■ Instructions to follow
Say how many lines contain the word "JSON". Only the number should be given.

■ Supplied material

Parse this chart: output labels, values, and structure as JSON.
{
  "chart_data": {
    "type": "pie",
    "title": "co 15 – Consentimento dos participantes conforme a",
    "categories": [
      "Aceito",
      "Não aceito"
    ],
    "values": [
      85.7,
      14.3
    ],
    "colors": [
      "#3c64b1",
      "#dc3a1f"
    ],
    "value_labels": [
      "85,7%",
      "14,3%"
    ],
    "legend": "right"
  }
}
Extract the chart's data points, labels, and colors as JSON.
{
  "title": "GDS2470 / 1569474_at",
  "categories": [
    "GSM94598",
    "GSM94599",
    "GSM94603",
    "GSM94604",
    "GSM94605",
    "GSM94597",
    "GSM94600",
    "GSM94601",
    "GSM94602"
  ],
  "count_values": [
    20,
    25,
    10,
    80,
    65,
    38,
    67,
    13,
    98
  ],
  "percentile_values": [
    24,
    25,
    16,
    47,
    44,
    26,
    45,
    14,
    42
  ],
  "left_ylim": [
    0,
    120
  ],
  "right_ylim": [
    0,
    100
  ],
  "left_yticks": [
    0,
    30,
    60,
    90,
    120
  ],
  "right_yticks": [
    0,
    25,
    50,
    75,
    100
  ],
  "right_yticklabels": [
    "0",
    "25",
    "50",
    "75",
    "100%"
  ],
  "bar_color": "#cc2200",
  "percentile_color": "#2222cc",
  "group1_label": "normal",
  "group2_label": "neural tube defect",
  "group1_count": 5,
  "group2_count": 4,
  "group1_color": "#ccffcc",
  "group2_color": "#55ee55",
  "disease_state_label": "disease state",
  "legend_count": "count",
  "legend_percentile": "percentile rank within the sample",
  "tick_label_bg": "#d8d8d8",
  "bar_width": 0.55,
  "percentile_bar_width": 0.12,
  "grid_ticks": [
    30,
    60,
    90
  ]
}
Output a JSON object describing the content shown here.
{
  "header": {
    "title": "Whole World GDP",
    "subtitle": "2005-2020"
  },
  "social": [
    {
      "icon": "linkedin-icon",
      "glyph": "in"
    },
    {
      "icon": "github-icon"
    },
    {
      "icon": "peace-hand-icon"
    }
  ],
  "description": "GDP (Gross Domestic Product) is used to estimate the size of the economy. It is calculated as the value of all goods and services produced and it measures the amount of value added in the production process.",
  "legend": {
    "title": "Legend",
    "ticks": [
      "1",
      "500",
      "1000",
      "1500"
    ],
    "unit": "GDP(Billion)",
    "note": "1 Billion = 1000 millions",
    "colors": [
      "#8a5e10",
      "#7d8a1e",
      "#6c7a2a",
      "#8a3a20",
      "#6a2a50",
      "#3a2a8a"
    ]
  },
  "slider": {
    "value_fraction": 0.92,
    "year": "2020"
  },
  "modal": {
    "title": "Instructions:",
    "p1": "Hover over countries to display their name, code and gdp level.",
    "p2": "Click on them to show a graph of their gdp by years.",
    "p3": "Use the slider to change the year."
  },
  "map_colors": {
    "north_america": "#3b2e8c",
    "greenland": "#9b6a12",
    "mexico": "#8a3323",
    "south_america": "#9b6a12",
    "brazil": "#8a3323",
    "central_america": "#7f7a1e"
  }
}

■ Written answer
3